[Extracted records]
►

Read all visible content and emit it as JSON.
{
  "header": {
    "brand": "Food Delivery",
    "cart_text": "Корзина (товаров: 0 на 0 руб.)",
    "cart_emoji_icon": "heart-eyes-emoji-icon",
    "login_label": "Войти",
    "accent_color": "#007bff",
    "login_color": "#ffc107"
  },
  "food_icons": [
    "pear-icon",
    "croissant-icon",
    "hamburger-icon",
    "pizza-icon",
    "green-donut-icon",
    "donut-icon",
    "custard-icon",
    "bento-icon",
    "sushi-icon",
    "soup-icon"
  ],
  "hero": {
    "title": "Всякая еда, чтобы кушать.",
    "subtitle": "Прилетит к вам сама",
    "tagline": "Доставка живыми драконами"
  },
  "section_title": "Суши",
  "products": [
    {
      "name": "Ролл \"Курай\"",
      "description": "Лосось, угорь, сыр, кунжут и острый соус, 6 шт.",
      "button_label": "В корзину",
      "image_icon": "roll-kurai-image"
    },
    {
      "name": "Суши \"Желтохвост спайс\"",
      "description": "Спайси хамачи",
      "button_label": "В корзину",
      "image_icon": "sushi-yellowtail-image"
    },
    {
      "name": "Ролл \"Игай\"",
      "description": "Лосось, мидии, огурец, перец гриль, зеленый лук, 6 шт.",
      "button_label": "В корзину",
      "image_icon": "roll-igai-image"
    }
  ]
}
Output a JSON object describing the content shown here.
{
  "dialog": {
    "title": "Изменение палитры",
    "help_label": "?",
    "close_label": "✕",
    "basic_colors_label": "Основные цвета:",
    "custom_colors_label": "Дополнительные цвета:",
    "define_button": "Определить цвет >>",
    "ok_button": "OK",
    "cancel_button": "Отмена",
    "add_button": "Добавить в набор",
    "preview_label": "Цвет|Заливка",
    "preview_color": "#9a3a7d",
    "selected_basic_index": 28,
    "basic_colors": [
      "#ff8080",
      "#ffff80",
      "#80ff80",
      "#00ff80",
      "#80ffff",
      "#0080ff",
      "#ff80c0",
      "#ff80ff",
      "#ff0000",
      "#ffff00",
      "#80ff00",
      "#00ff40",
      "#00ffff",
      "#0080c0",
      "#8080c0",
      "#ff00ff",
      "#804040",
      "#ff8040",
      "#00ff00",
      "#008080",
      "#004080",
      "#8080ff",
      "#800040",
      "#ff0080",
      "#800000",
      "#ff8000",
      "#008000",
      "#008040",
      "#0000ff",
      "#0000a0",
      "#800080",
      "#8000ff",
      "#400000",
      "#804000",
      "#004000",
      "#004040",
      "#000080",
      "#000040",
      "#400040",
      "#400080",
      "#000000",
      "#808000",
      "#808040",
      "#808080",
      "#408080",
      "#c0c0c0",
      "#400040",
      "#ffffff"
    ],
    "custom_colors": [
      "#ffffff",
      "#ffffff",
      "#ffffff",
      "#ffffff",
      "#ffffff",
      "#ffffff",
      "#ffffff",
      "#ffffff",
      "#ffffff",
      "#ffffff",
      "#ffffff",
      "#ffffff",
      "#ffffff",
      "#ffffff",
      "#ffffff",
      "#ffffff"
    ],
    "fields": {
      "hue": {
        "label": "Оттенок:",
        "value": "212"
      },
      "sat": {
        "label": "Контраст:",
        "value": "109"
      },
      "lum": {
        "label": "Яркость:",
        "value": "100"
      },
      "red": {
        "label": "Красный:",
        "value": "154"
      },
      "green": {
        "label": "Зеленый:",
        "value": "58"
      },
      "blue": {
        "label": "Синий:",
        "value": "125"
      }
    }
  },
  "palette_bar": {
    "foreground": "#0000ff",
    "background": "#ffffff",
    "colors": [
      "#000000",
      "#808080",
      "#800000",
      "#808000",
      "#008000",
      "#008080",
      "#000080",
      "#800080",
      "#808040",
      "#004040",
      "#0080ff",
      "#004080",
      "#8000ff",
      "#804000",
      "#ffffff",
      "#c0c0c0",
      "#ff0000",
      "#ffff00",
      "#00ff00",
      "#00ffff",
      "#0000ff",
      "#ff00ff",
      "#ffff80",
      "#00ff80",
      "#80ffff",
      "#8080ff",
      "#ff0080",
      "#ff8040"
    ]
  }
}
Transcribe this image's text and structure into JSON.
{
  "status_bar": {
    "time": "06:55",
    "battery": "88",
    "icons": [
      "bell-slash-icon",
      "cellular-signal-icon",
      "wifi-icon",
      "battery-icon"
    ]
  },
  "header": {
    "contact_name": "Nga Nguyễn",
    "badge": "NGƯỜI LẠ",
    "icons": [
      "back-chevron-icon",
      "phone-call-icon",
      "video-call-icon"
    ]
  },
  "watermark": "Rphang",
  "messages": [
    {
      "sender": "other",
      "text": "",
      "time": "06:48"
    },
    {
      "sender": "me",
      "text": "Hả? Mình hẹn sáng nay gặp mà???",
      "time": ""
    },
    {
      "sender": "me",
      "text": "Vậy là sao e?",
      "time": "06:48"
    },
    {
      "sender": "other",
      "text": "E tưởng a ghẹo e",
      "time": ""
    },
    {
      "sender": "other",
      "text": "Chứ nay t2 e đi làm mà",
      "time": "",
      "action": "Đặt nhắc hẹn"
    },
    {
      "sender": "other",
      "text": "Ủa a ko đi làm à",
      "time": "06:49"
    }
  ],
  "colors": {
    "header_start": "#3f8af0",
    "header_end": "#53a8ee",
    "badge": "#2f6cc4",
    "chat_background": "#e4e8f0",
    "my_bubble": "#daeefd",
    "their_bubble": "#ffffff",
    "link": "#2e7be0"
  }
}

◄

**The request**: Everything in the listing above should be restated exactly.

**Expected answer**:
Read all visible content and emit it as JSON.
{
  "header": {
    "brand": "Food Delivery",
    "cart_text": "Корзина (товаров: 0 на 0 руб.)",
    "cart_emoji_icon": "heart-eyes-emoji-icon",
    "login_label": "Войти",
    "accent_color": "#007bff",
    "login_color": "#ffc107"
  },
  "food_icons": [
    "pear-icon",
    "croissant-icon",
    "hamburger-icon",
    "pizza-icon",
    "green-donut-icon",
    "donut-icon",
    "custard-icon",
    "bento-icon",
    "sushi-icon",
    "soup-icon"
  ],
  "hero": {
    "title": "Всякая еда, чтобы кушать.",
    "subtitle": "Прилетит к вам сама",
    "tagline": "Доставка живыми драконами"
  },
  "section_title": "Суши",
  "products": [
    {
      "name": "Ролл \"Курай\"",
      "description": "Лосось, угорь, сыр, кунжут и острый соус, 6 шт.",
      "button_label": "В корзину",
      "image_icon": "roll-kurai-image"
    },
    {
      "name": "Суши \"Желтохвост спайс\"",
      "description": "Спайси хамачи",
      "button_label": "В корзину",
      "image_icon": "sushi-yellowtail-image"
    },
    {
      "name": "Ролл \"Игай\"",
      "description": "Лосось, мидии, огурец, перец гриль, зеленый лук, 6 шт.",
      "button_label": "В корзину",
      "image_icon": "roll-igai-image"
    }
  ]
}
Output a JSON object describing the content shown here.
{
  "dialog": {
    "title": "Изменение палитры",
    "help_label": "?",
    "close_label": "✕",
    "basic_colors_label": "Основные цвета:",
    "custom_colors_label": "Дополнительные цвета:",
    "define_button": "Определить цвет >>",
    "ok_button": "OK",
    "cancel_button": "Отмена",
    "add_button": "Добавить в набор",
    "preview_label": "Цвет|Заливка",
    "preview_color": "#9a3a7d",
    "selected_basic_index": 28,
    "basic_colors": [
      "#ff8080",
      "#ffff80",
      "#80ff80",
      "#00ff80",
      "#80ffff",
      "#0080ff",
      "#ff80c0",
      "#ff80ff",
      "#ff0000",
      "#ffff00",
      "#80ff00",
      "#00ff40",
      "#00ffff",
      "#0080c0",
      "#8080c0",
      "#ff00ff",
      "#804040",
      "#ff8040",
      "#00ff00",
      "#008080",
      "#004080",
      "#8080ff",
      "#800040",
      "#ff0080",
      "#800000",
      "#ff8000",
      "#008000",
      "#008040",
      "#0000ff",
      "#0000a0",
      "#800080",
      "#8000ff",
      "#400000",
      "#804000",
      "#004000",
      "#004040",
      "#000080",
      "#000040",
      "#400040",
      "#400080",
      "#000000",
      "#808000",
      "#808040",
      "#808080",
      "#408080",
      "#c0c0c0",
      "#400040",
      "#ffffff"
    ],
    "custom_colors": [
      "#ffffff",
      "#ffffff",
      "#ffffff",
      "#ffffff",
      "#ffffff",
      "#ffffff",
      "#ffffff",
      "#ffffff",
      "#ffffff",
      "#ffffff",
      "#ffffff",
      "#ffffff",
      "#ffffff",
      "#ffffff",
      "#ffffff",
      "#ffffff"
    ],
    "fields": {
      "hue": {
        "label": "Оттенок:",
        "value": "212"
      },
      "sat": {
        "label": "Контраст:",
        "value": "109"
      },
      "lum": {
        "label": "Яркость:",
        "value": "100"
      },
      "red": {
        "label": "Красный:",
        "value": "154"
      },
      "green": {
        "label": "Зеленый:",
        "value": "58"
      },
      "blue": {
        "label": "Синий:",
        "value": "125"
      }
    }
  },
  "palette_bar": {
    "foreground": "#0000ff",
    "background": "#ffffff",
    "colors": [
      "#000000",
      "#808080",
      "#800000",
      "#808000",
      "#008000",
      "#008080",
      "#000080",
      "#800080",
      "#808040",
      "#004040",
      "#0080ff",
      "#004080",
      "#8000ff",
      "#804000",
      "#ffffff",
      "#c0c0c0",
      "#ff0000",
      "#ffff00",
      "#00ff00",
      "#00ffff",
      "#0000ff",
      "#ff00ff",
      "#ffff80",
      "#00ff80",
      "#80ffff",
      "#8080ff",
      "#ff0080",
      "#ff8040"
    ]
  }
}
Transcribe this image's text and structure into JSON.
{
  "status_bar": {
    "time": "06:55",
    "battery": "88",
    "icons": [
      "bell-slash-icon",
      "cellular-signal-icon",
      "wifi-icon",
      "battery-icon"
    ]
  },
  "header": {
    "contact_name": "Nga Nguyễn",
    "badge": "NGƯỜI LẠ",
    "icons": [
      "back-chevron-icon",
      "phone-call-icon",
      "video-call-icon"
    ]
  },
  "watermark": "Rphang",
  "messages": [
    {
      "sender": "other",
      "text": "",
      "time": "06:48"
    },
    {
      "sender": "me",
      "text": "Hả? Mình hẹn sáng nay gặp mà???",
      "time": ""
    },
    {
      "sender": "me",
      "text": "Vậy là sao e?",
      "time": "06:48"
    },
    {
      "sender": "other",
      "text": "E tưởng a ghẹo e",
      "time": ""
    },
    {
      "sender": "other",
      "text": "Chứ nay t2 e đi làm mà",
      "time": "",
      "action": "Đặt nhắc hẹn"
    },
    {
      "sender": "other",
      "text": "Ủa a ko đi làm à",
      "time": "06:49"
    }
  ],
  "colors": {
    "header_start": "#3f8af0",
    "header_end": "#53a8ee",
    "badge": "#2f6cc4",
    "chat_background": "#e4e8f0",
    "my_bubble": "#daeefd",
    "their_bubble": "#ffffff",
    "link": "#2e7be0"
  }
}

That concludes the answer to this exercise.